## [Short task]
List every person the news article below refers to by both a first name and a surname.

## [Supplied text]
####
Dumbstruck by shock and fear, the youngster and his brother Russell, then aged just 12 and 13, watched on helplessly as their father, Silas Duane Boston , hogtied a young couple, covered their faces with plastic bags, weighed them down with enormous metal gears and pushed them off his boat to their deaths.

Vince's voice is calm and measured as he speaks about the day he witnessed the horrific final moments of Manchester graduates Chris Farmer and Peta Frampton, off the coast of central America in the summer of 1978.
"I was just in shock, my knees were just shaking. We didn't say anything, we were speechless, it's like watching a horror movie in real life."
Manchester Grammar School old boy Chris, 25, had just qualified as a doctor, while Peta, 24, a former Whalley Range High School girl, had just qualified as a lawyer when they left to travel the world in 1977.


Chris Farmer and Peta Frampton grew up together in Chorlton (Image: Penny Farmer)
They would never come home.

Now the story of their tragic fate, their family's decades-long search for answers, the bravery of the killer's two sons, and how he escaped justice after an evil past, are all told in a new podcast series.
In one of Peta's many letters to her family before she and Chris vanished, she explained that they had met an American named 'Dwayne' who offered to take them from Belize to Mexico as crew members on his 32ft wooden sailing boat, the Justin B, with his young sons.
At some point during the journey, Chris had chided Boston for bullying one of the boys.
The drunken skipper had taken a swing at Chris but missed, falling into the ocean.
Humiliated, he vowed revenge.
Speaking to BBC 5 Live journalists Dan Maudsley and Stephen Nolan for Paradise, the podcast about the case, Vince recalls in graphic detail what happened next.


Vince Boston saw his father kill two people (Image: BBC)
His father ordered him and his brother Russell to hide all the knives on board.
####
## [Spatial annotation entries]
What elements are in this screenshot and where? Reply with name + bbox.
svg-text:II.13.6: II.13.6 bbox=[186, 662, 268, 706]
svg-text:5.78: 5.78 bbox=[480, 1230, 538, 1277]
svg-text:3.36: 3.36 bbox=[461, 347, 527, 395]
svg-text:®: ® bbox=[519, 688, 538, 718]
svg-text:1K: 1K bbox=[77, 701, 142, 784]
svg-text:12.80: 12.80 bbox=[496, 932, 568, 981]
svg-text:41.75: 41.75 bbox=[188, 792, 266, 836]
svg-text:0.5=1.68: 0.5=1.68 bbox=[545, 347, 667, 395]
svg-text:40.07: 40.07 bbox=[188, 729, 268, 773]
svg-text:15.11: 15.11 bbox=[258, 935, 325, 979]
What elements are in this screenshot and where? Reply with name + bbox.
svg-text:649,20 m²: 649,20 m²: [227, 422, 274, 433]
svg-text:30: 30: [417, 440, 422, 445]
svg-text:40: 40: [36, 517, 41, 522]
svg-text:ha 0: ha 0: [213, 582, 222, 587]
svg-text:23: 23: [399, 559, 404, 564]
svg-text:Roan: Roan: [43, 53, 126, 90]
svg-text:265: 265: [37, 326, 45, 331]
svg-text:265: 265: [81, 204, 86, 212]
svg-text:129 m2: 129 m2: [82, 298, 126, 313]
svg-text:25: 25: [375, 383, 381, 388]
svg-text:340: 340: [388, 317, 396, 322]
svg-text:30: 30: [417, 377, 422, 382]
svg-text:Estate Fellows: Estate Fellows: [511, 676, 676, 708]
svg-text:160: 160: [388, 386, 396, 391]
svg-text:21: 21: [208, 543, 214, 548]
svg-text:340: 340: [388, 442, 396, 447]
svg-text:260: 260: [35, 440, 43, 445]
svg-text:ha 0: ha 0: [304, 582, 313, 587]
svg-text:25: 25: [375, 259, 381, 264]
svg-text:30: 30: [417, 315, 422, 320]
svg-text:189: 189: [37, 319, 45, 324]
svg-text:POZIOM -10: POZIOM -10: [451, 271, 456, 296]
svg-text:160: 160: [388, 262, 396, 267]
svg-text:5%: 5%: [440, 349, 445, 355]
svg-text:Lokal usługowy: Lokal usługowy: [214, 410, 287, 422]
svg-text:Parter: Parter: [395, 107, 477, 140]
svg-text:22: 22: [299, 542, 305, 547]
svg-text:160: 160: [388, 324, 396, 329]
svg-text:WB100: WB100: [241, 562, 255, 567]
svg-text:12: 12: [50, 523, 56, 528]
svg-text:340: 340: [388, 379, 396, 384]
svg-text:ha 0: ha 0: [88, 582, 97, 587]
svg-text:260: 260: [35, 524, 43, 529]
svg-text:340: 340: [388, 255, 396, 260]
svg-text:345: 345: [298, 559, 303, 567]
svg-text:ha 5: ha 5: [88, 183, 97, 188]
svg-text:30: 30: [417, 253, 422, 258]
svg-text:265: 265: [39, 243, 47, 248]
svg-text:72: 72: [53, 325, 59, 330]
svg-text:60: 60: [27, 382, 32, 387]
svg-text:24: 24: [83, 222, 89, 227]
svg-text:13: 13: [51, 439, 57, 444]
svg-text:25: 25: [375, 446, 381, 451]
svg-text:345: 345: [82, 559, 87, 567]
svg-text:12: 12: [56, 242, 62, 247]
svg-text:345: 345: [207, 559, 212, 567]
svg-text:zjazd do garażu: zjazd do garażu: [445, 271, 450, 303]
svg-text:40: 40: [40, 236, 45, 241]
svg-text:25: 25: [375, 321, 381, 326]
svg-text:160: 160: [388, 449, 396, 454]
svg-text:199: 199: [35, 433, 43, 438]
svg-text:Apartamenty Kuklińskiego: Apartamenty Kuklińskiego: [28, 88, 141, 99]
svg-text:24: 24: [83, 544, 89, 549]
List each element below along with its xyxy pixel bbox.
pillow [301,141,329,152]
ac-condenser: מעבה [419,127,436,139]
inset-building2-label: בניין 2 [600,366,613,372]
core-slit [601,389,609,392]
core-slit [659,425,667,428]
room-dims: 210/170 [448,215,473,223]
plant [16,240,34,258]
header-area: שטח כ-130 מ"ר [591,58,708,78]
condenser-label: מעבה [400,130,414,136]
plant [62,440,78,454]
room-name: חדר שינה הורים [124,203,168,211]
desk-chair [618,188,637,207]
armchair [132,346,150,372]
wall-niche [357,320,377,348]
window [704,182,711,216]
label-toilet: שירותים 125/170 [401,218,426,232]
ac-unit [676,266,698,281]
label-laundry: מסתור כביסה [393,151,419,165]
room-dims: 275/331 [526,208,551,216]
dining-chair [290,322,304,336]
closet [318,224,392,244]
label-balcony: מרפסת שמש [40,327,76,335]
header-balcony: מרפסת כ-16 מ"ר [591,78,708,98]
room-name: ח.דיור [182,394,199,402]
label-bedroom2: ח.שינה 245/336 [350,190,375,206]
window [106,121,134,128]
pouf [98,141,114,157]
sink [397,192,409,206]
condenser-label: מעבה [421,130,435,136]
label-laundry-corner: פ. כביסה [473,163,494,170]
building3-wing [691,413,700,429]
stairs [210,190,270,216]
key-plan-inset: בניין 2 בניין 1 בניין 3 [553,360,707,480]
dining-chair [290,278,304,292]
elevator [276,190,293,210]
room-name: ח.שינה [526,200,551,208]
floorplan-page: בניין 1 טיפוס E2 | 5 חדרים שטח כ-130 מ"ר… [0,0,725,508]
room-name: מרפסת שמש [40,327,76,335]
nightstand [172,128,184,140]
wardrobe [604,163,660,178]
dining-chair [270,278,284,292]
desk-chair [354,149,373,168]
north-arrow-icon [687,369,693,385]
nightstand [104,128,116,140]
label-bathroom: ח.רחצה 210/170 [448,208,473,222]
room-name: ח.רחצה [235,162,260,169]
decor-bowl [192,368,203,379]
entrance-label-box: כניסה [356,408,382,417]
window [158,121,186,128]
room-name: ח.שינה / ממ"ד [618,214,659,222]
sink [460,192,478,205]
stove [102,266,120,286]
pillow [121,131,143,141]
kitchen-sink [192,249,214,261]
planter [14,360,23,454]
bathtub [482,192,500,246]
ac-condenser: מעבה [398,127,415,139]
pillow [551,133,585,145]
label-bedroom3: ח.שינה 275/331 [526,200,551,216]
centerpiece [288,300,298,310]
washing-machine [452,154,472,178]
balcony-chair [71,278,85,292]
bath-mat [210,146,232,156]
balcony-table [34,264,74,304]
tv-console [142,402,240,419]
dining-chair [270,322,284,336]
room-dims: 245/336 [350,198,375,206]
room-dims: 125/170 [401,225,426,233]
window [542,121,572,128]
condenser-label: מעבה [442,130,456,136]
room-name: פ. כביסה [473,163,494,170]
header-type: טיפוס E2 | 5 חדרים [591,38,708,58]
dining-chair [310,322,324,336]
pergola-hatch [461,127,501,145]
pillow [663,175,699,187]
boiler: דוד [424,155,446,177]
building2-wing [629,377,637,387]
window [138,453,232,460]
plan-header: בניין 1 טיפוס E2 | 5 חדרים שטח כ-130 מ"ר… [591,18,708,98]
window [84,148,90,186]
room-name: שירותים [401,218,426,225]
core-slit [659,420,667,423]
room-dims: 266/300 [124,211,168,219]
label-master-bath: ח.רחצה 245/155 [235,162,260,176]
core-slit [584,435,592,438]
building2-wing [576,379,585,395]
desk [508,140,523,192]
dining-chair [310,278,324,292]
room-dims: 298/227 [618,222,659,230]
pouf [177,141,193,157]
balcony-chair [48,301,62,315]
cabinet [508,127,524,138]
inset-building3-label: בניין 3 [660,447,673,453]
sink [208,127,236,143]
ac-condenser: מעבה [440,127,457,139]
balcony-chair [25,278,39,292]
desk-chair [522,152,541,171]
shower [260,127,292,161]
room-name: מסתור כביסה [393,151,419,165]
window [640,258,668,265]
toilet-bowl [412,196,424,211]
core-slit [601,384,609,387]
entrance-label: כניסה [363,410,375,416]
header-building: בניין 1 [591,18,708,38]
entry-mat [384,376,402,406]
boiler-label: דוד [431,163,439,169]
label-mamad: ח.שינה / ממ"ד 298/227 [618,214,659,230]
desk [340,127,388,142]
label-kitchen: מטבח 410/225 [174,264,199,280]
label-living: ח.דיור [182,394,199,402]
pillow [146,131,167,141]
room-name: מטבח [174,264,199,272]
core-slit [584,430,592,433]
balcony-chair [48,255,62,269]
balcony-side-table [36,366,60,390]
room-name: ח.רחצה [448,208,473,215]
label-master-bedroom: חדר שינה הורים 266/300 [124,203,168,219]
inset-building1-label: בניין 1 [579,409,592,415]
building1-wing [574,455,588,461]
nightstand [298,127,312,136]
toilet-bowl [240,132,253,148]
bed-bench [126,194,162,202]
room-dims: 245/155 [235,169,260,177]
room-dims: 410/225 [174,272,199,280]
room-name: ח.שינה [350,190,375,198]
####
## [Answer for the task]
- Silas Duane Boston
- Chris Farmer
- Peta Frampton
- Penny Farmer
- Dan Maudsley
- Stephen Nolan
- Vince Boston